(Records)

# # #

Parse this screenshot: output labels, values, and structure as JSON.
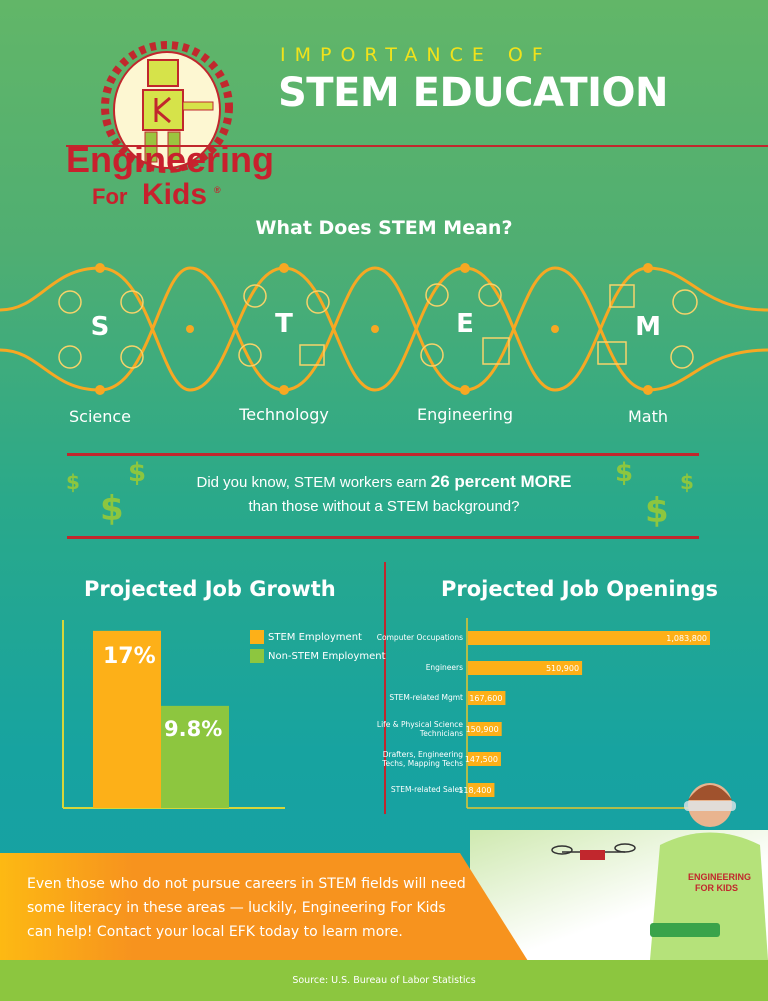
{
  "header": {
    "subtitle": "IMPORTANCE OF",
    "title": "STEM EDUCATION"
  },
  "logo": {
    "line1": "Engineering",
    "line2_a": "For",
    "line2_b": "Kids",
    "reg": "®"
  },
  "stem": {
    "heading": "What Does STEM Mean?",
    "items": [
      {
        "letter": "S",
        "label": "Science",
        "icons": [
          "flask-icon",
          "atom-icon",
          "planet-icon",
          "microscope-icon"
        ]
      },
      {
        "letter": "T",
        "label": "Technology",
        "icons": [
          "lightbulb-icon",
          "gear-head-icon",
          "code-window-icon",
          "network-icon"
        ]
      },
      {
        "letter": "E",
        "label": "Engineering",
        "icons": [
          "hardhat-icon",
          "compass-icon",
          "robot-arm-icon",
          "city-icon"
        ]
      },
      {
        "letter": "M",
        "label": "Math",
        "icons": [
          "calculator-icon",
          "math-operators-icon",
          "chart-icon",
          "idea-head-icon"
        ]
      }
    ]
  },
  "fact": {
    "pre": "Did you know, STEM workers earn ",
    "bold": "26 percent MORE",
    "line2": "than those without a STEM background?",
    "dollar": "$"
  },
  "chart_data": [
    {
      "type": "bar",
      "title": "Projected Job Growth",
      "categories": [
        "STEM Employment",
        "Non-STEM Employment"
      ],
      "values": [
        17,
        9.8
      ],
      "labels": [
        "17%",
        "9.8%"
      ],
      "ylim": [
        0,
        19
      ],
      "grid": false,
      "legend": "top-right",
      "colors": [
        "#fdb018",
        "#8dc63f"
      ]
    },
    {
      "type": "bar",
      "orientation": "horizontal",
      "title": "Projected Job Openings",
      "categories": [
        "Computer Occupations",
        "Engineers",
        "STEM-related Mgmt",
        "Life & Physical Science Technicians",
        "Drafters, Engineering Techs, Mapping Techs",
        "STEM-related Sales"
      ],
      "values": [
        1083800,
        510900,
        167600,
        150900,
        147500,
        118400
      ],
      "labels": [
        "1,083,800",
        "510,900",
        "167,600",
        "150,900",
        "147,500",
        "118,400"
      ],
      "xlim": [
        0,
        1083800
      ],
      "grid": false,
      "color": "#fdb018"
    }
  ],
  "bottom": {
    "text": "Even those who do not pursue careers in STEM fields will need some literacy in these areas — luckily, Engineering For Kids can help! Contact your local EFK today to learn more.",
    "shirt": "ENGINEERING FOR KIDS"
  },
  "footer": {
    "source": "Source: U.S. Bureau of Labor Statistics"
  },
  "colors": {
    "orange": "#fdb018",
    "green": "#8cc63f",
    "red": "#c1272d",
    "yellow": "#f1e21b"
  }
}
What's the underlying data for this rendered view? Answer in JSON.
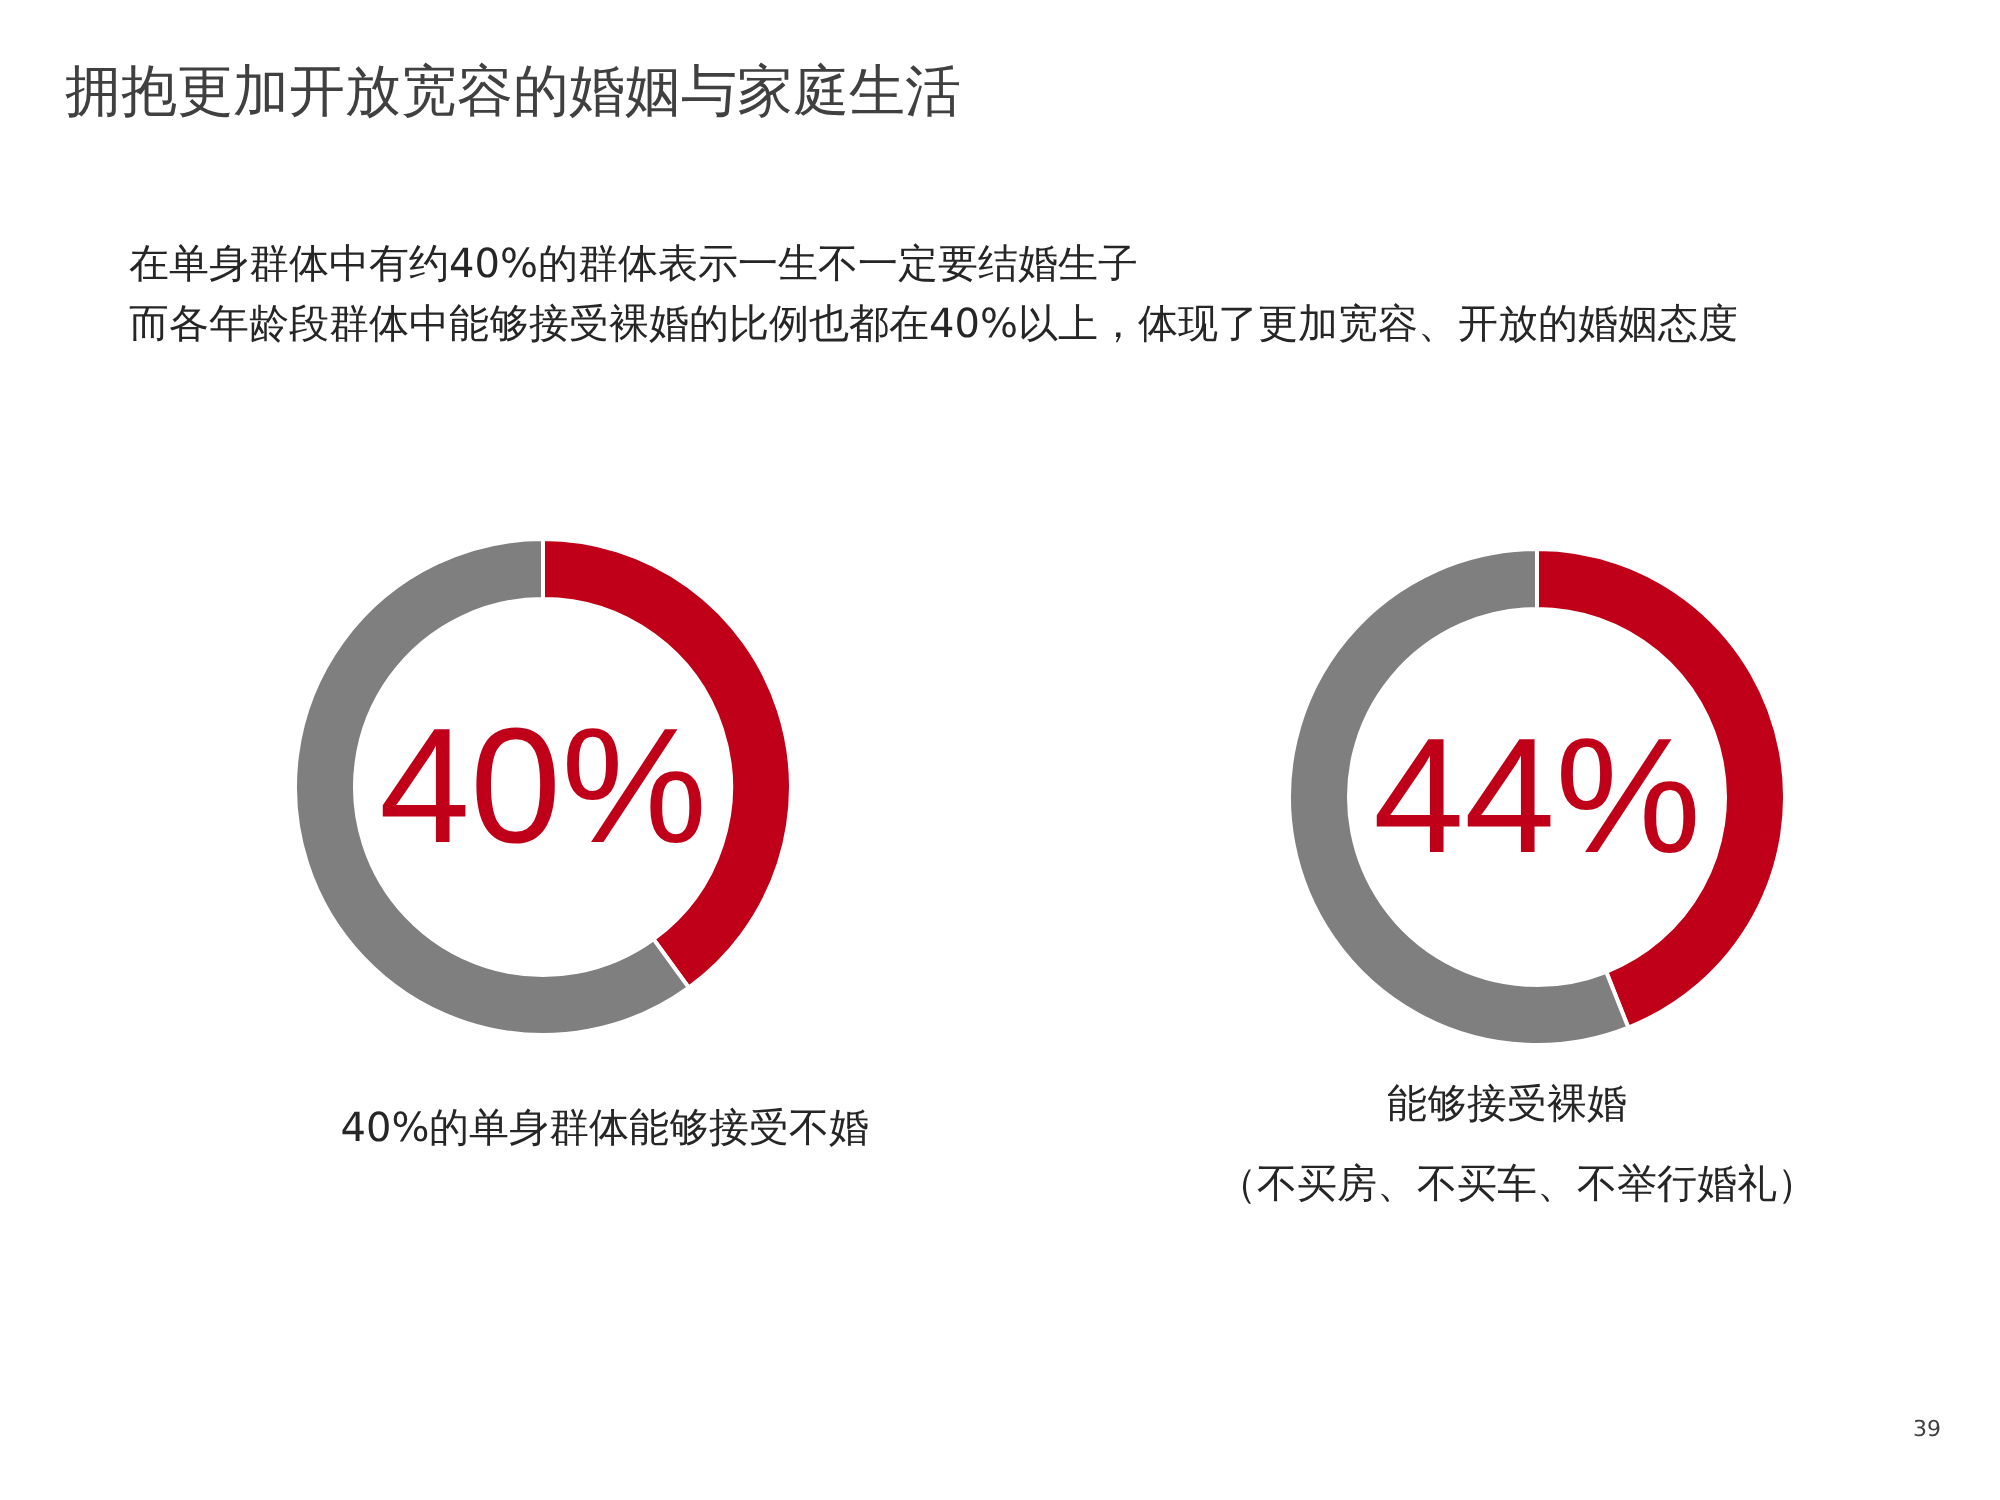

# # #

* What is needed
Identify every line above with the string "this" in it. Copy those lines.

* Full answer
Parse this screenshot: output labels, values, and structure as JSON.
What's the underlying data for this rendered view? Answer in JSON.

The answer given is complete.